▶ Prompt
How many lines in this data contain the string "Relative"? Reply with the number only.

■ ■ ■ ■

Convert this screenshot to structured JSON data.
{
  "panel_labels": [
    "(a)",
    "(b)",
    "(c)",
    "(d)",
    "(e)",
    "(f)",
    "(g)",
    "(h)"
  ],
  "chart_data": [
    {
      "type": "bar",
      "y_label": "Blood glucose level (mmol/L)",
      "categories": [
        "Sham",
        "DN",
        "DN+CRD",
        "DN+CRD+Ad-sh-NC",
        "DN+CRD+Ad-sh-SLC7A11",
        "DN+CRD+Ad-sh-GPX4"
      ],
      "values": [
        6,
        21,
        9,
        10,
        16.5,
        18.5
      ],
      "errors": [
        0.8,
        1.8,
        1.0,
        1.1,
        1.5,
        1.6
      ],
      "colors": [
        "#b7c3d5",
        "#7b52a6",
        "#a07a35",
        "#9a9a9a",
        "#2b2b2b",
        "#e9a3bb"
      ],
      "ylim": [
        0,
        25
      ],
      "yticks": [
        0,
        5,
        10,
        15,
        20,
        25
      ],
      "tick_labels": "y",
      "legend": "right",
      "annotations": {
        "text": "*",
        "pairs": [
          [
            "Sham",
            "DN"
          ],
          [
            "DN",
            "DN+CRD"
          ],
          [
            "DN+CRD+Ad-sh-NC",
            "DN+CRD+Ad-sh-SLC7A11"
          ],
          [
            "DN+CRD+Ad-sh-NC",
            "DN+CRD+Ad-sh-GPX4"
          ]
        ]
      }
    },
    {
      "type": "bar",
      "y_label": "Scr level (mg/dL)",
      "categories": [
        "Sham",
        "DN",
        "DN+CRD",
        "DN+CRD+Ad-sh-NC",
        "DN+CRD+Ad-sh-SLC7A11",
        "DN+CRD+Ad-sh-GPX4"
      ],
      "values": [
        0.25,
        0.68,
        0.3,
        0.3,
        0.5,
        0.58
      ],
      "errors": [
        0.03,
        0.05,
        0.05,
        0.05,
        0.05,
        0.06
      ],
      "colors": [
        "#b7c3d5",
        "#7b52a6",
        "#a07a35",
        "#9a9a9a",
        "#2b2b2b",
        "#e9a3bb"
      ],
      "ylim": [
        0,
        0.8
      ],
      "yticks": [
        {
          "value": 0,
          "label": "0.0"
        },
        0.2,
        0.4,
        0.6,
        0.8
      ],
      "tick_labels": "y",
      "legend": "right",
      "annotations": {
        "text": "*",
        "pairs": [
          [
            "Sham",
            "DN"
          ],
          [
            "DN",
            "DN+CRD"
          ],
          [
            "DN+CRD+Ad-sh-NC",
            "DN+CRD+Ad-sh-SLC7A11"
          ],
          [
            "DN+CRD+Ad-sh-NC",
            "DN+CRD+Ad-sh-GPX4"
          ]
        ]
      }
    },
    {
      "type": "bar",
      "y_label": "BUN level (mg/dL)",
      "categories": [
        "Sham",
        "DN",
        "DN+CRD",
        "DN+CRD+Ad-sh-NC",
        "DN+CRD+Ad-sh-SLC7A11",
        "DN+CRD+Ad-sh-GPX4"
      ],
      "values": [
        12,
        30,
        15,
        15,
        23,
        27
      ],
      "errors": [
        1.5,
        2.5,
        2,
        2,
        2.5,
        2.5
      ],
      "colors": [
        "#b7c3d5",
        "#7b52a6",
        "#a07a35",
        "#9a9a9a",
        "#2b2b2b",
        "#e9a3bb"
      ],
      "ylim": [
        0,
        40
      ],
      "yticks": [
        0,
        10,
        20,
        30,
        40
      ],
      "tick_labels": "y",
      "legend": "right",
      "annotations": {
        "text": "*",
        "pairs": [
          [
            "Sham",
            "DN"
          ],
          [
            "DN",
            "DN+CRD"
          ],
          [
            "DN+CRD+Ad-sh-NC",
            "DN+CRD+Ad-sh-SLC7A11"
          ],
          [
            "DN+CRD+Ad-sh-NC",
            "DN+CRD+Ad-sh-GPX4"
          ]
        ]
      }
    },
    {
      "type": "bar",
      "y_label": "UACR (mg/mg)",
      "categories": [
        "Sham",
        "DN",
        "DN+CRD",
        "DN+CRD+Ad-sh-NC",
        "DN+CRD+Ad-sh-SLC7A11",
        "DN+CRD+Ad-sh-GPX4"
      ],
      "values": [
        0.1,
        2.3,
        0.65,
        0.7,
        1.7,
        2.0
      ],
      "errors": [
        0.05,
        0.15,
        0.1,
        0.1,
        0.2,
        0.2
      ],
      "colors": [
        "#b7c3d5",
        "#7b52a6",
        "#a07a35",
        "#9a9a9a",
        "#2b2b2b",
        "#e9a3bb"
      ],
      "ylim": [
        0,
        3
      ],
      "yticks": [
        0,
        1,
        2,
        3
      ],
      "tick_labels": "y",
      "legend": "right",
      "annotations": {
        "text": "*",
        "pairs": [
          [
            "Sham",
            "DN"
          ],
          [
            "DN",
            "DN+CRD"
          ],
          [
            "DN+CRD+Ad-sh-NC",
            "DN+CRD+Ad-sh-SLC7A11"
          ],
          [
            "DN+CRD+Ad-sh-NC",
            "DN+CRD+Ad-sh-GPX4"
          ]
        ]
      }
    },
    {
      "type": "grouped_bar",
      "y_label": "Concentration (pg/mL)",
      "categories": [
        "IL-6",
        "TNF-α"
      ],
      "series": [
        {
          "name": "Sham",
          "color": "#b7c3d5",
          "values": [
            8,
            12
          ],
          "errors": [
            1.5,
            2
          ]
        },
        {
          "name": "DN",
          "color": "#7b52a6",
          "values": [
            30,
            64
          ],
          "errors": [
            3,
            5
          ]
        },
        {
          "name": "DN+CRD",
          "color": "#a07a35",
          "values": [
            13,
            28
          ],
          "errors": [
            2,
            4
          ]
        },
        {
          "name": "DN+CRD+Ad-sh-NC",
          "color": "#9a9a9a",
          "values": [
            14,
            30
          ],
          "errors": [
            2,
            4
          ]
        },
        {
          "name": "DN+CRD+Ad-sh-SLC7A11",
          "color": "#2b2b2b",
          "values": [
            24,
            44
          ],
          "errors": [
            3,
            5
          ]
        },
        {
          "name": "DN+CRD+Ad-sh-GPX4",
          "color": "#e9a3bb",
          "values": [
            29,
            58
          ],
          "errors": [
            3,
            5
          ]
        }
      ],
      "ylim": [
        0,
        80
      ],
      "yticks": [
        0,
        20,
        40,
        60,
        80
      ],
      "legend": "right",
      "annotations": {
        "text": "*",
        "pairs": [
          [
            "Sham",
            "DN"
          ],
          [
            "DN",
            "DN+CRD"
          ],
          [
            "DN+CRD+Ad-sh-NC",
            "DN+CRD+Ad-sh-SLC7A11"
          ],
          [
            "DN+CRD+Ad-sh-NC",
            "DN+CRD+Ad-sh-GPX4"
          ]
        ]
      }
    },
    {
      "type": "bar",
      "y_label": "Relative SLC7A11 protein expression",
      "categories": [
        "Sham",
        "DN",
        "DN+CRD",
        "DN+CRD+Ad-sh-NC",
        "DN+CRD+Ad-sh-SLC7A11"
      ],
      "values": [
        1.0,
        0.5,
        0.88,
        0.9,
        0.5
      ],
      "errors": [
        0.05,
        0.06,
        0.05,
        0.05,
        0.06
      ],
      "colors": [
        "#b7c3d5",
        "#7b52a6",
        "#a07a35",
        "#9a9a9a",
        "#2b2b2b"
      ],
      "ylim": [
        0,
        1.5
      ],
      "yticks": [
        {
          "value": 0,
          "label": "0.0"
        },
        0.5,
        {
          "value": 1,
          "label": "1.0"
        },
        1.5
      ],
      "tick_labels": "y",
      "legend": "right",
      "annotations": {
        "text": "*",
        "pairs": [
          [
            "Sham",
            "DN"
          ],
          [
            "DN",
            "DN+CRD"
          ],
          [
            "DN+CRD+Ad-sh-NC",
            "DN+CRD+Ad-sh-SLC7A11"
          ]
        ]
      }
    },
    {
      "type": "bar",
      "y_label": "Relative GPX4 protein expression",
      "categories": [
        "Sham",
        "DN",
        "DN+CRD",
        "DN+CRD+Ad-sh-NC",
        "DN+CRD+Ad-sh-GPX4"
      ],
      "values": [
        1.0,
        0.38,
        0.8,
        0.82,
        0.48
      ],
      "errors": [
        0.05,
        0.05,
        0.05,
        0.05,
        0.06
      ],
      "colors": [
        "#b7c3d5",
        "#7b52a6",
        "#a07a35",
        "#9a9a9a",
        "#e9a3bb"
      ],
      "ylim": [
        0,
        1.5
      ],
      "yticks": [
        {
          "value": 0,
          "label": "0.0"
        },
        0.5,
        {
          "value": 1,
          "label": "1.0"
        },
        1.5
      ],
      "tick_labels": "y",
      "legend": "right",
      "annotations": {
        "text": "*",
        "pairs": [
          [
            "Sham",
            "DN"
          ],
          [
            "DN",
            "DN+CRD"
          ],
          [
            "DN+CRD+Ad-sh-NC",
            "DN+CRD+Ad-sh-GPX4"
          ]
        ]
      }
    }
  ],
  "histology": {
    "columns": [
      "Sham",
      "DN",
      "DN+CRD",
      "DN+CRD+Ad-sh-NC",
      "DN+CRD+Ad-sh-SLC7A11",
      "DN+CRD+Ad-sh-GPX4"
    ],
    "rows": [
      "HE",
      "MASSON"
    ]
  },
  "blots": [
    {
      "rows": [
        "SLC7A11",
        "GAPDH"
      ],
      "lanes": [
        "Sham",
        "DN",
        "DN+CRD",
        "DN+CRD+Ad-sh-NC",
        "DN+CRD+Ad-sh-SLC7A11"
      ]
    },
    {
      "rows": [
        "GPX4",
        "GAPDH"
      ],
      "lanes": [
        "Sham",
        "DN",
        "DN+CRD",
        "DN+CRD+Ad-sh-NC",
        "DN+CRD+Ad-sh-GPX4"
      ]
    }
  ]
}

■ ■ ■ ■

▶ The answer
2